- What is asked -
Repeat each line word for word.

- Input material -
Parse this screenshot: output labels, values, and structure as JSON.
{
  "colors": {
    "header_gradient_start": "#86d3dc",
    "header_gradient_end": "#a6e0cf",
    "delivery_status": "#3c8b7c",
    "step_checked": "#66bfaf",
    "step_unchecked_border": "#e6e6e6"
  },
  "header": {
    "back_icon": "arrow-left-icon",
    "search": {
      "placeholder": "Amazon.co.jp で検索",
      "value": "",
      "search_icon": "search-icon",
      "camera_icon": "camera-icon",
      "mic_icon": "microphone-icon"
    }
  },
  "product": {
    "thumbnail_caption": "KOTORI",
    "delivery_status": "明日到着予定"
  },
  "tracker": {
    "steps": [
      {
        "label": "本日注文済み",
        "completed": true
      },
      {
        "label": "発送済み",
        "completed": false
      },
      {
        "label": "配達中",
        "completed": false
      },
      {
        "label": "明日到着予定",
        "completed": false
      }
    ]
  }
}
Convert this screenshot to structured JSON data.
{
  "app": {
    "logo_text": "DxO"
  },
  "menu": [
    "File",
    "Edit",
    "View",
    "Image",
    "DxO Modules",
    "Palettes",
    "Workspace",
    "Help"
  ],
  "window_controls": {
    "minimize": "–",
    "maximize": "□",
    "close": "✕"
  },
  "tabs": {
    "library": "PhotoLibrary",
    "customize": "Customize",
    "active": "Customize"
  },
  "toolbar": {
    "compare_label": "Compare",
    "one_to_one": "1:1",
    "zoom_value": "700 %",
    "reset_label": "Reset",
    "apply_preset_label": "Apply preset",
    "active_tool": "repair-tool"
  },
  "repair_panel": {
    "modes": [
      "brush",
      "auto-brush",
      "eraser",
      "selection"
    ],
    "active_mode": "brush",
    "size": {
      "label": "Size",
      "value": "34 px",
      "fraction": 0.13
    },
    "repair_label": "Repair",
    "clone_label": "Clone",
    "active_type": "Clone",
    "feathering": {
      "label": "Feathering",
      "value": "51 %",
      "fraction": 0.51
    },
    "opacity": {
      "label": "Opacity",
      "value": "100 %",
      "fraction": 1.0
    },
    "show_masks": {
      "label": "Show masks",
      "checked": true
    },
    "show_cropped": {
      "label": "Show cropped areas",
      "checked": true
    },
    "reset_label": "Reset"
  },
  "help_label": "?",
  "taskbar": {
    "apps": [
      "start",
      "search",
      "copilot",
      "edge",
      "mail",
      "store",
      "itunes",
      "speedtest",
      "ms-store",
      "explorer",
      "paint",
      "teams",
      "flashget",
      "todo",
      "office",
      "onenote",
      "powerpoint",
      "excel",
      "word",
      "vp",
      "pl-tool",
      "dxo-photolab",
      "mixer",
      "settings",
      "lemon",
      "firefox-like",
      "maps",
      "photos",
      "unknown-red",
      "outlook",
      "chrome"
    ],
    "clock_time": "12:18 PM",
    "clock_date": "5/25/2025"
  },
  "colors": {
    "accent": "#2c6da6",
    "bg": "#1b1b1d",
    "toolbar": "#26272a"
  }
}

- Solution to this task -
Parse this screenshot: output labels, values, and structure as JSON.
{
  "colors": {
    "header_gradient_start": "#86d3dc",
    "header_gradient_end": "#a6e0cf",
    "delivery_status": "#3c8b7c",
    "step_checked": "#66bfaf",
    "step_unchecked_border": "#e6e6e6"
  },
  "header": {
    "back_icon": "arrow-left-icon",
    "search": {
      "placeholder": "Amazon.co.jp で検索",
      "value": "",
      "search_icon": "search-icon",
      "camera_icon": "camera-icon",
      "mic_icon": "microphone-icon"
    }
  },
  "product": {
    "thumbnail_caption": "KOTORI",
    "delivery_status": "明日到着予定"
  },
  "tracker": {
    "steps": [
      {
        "label": "本日注文済み",
        "completed": true
      },
      {
        "label": "発送済み",
        "completed": false
      },
      {
        "label": "配達中",
        "completed": false
      },
      {
        "label": "明日到着予定",
        "completed": false
      }
    ]
  }
}
Convert this screenshot to structured JSON data.
{
  "app": {
    "logo_text": "DxO"
  },
  "menu": [
    "File",
    "Edit",
    "View",
    "Image",
    "DxO Modules",
    "Palettes",
    "Workspace",
    "Help"
  ],
  "window_controls": {
    "minimize": "–",
    "maximize": "□",
    "close": "✕"
  },
  "tabs": {
    "library": "PhotoLibrary",
    "customize": "Customize",
    "active": "Customize"
  },
  "toolbar": {
    "compare_label": "Compare",
    "one_to_one": "1:1",
    "zoom_value": "700 %",
    "reset_label": "Reset",
    "apply_preset_label": "Apply preset",
    "active_tool": "repair-tool"
  },
  "repair_panel": {
    "modes": [
      "brush",
      "auto-brush",
      "eraser",
      "selection"
    ],
    "active_mode": "brush",
    "size": {
      "label": "Size",
      "value": "34 px",
      "fraction": 0.13
    },
    "repair_label": "Repair",
    "clone_label": "Clone",
    "active_type": "Clone",
    "feathering": {
      "label": "Feathering",
      "value": "51 %",
      "fraction": 0.51
    },
    "opacity": {
      "label": "Opacity",
      "value": "100 %",
      "fraction": 1.0
    },
    "show_masks": {
      "label": "Show masks",
      "checked": true
    },
    "show_cropped": {
      "label": "Show cropped areas",
      "checked": true
    },
    "reset_label": "Reset"
  },
  "help_label": "?",
  "taskbar": {
    "apps": [
      "start",
      "search",
      "copilot",
      "edge",
      "mail",
      "store",
      "itunes",
      "speedtest",
      "ms-store",
      "explorer",
      "paint",
      "teams",
      "flashget",
      "todo",
      "office",
      "onenote",
      "powerpoint",
      "excel",
      "word",
      "vp",
      "pl-tool",
      "dxo-photolab",
      "mixer",
      "settings",
      "lemon",
      "firefox-like",
      "maps",
      "photos",
      "unknown-red",
      "outlook",
      "chrome"
    ],
    "clock_time": "12:18 PM",
    "clock_date": "5/25/2025"
  },
  "colors": {
    "accent": "#2c6da6",
    "bg": "#1b1b1d",
    "toolbar": "#26272a"
  }
}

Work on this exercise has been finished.